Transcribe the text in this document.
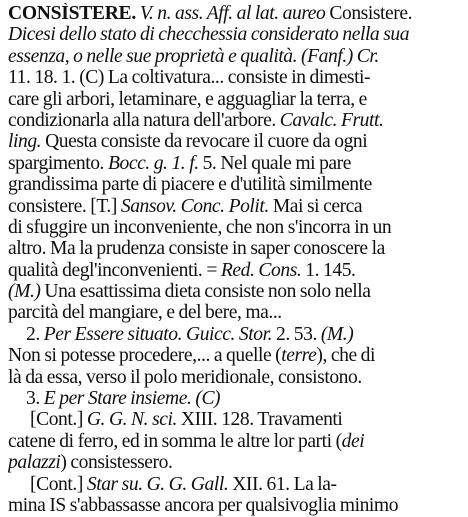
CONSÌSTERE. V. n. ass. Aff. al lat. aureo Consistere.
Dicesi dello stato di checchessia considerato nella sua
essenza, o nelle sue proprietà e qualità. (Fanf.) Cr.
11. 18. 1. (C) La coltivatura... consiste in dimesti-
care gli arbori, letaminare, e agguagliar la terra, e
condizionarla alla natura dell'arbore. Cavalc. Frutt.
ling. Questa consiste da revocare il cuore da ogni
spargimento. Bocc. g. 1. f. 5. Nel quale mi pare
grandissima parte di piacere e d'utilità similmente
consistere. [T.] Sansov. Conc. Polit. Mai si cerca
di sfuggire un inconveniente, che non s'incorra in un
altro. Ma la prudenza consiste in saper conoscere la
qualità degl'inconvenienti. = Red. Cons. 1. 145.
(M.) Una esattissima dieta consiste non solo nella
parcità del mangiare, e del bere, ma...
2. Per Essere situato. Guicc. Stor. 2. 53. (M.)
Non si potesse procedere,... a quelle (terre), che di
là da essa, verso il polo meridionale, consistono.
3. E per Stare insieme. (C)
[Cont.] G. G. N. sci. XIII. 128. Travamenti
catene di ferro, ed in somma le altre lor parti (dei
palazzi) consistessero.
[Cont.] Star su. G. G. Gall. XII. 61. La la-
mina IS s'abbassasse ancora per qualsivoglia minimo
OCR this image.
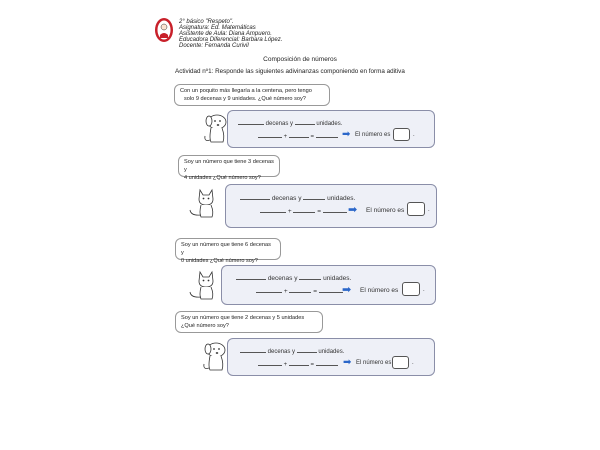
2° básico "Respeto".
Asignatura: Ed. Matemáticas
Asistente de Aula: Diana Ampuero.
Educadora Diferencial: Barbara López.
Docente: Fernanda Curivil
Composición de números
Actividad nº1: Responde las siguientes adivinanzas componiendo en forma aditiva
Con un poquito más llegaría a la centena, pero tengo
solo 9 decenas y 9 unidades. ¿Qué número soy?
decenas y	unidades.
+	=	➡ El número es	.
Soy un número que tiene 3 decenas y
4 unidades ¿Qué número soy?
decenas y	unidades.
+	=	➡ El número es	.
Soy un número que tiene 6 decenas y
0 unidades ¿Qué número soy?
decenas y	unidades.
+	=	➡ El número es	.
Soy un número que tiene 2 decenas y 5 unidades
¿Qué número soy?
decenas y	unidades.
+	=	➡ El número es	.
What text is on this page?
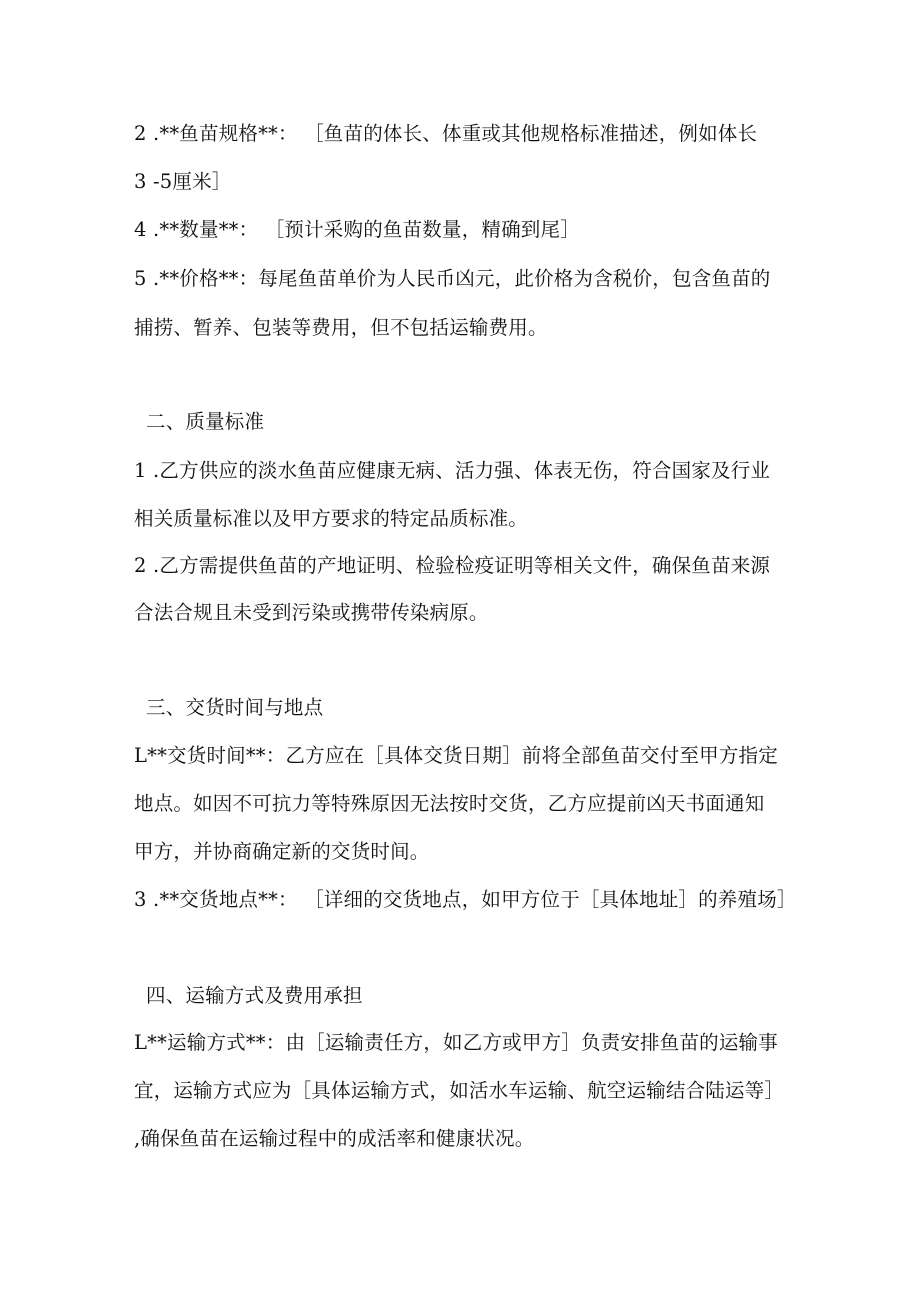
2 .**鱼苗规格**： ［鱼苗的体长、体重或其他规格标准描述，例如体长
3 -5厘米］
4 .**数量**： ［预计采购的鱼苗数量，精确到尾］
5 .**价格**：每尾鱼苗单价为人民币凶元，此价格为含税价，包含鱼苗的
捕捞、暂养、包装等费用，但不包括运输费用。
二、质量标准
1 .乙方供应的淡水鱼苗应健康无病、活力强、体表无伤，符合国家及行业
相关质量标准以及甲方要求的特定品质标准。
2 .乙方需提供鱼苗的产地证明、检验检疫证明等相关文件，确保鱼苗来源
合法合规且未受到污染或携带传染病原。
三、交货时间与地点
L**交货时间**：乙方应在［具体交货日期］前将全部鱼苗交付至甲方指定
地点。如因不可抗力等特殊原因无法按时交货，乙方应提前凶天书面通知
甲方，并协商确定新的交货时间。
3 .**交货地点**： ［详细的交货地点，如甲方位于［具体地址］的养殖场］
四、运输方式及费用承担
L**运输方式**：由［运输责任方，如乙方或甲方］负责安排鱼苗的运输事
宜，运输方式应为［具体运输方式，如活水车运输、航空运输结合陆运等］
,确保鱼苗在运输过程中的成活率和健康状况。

TASK TO COMPLETE
Do not include the images; transcribe the rest of the listing exactly.

ANSWER BELOW
Transcribe the text in this document.
CONSÌSTERE. V. n. ass. Aff. al lat. aureo Consistere.
Dicesi dello stato di checchessia considerato nella sua
essenza, o nelle sue proprietà e qualità. (Fanf.) Cr.
11. 18. 1. (C) La coltivatura... consiste in dimesti-
care gli arbori, letaminare, e agguagliar la terra, e
condizionarla alla natura dell'arbore. Cavalc. Frutt.
ling. Questa consiste da revocare il cuore da ogni
spargimento. Bocc. g. 1. f. 5. Nel quale mi pare
grandissima parte di piacere e d'utilità similmente
consistere. [T.] Sansov. Conc. Polit. Mai si cerca
di sfuggire un inconveniente, che non s'incorra in un
altro. Ma la prudenza consiste in saper conoscere la
qualità degl'inconvenienti. = Red. Cons. 1. 145.
(M.) Una esattissima dieta consiste non solo nella
parcità del mangiare, e del bere, ma...
2. Per Essere situato. Guicc. Stor. 2. 53. (M.)
Non si potesse procedere,... a quelle (terre), che di
là da essa, verso il polo meridionale, consistono.
3. E per Stare insieme. (C)
[Cont.] G. G. N. sci. XIII. 128. Travamenti
catene di ferro, ed in somma le altre lor parti (dei
palazzi) consistessero.
[Cont.] Star su. G. G. Gall. XII. 61. La la-
mina IS s'abbassasse ancora per qualsivoglia minimo
OCR this image.
2° básico "Respeto".
Asignatura: Ed. Matemáticas
Asistente de Aula: Diana Ampuero.
Educadora Diferencial: Barbara López.
Docente: Fernanda Curivil
Composición de números
Actividad nº1: Responde las siguientes adivinanzas componiendo en forma aditiva
Con un poquito más llegaría a la centena, pero tengo
solo 9 decenas y 9 unidades. ¿Qué número soy?
decenas y	unidades.
+	=	➡ El número es	.
Soy un número que tiene 3 decenas y
4 unidades ¿Qué número soy?
decenas y	unidades.
+	=	➡ El número es	.
Soy un número que tiene 6 decenas y
0 unidades ¿Qué número soy?
decenas y	unidades.
+	=	➡ El número es	.
Soy un número que tiene 2 decenas y 5 unidades
¿Qué número soy?
decenas y	unidades.
+	=	➡ El número es	.
What text is on this page?
2 .**鱼苗规格**： ［鱼苗的体长、体重或其他规格标准描述，例如体长
3 -5厘米］
4 .**数量**： ［预计采购的鱼苗数量，精确到尾］
5 .**价格**：每尾鱼苗单价为人民币凶元，此价格为含税价，包含鱼苗的
捕捞、暂养、包装等费用，但不包括运输费用。
二、质量标准
1 .乙方供应的淡水鱼苗应健康无病、活力强、体表无伤，符合国家及行业
相关质量标准以及甲方要求的特定品质标准。
2 .乙方需提供鱼苗的产地证明、检验检疫证明等相关文件，确保鱼苗来源
合法合规且未受到污染或携带传染病原。
三、交货时间与地点
L**交货时间**：乙方应在［具体交货日期］前将全部鱼苗交付至甲方指定
地点。如因不可抗力等特殊原因无法按时交货，乙方应提前凶天书面通知
甲方，并协商确定新的交货时间。
3 .**交货地点**： ［详细的交货地点，如甲方位于［具体地址］的养殖场］
四、运输方式及费用承担
L**运输方式**：由［运输责任方，如乙方或甲方］负责安排鱼苗的运输事
宜，运输方式应为［具体运输方式，如活水车运输、航空运输结合陆运等］
,确保鱼苗在运输过程中的成活率和健康状况。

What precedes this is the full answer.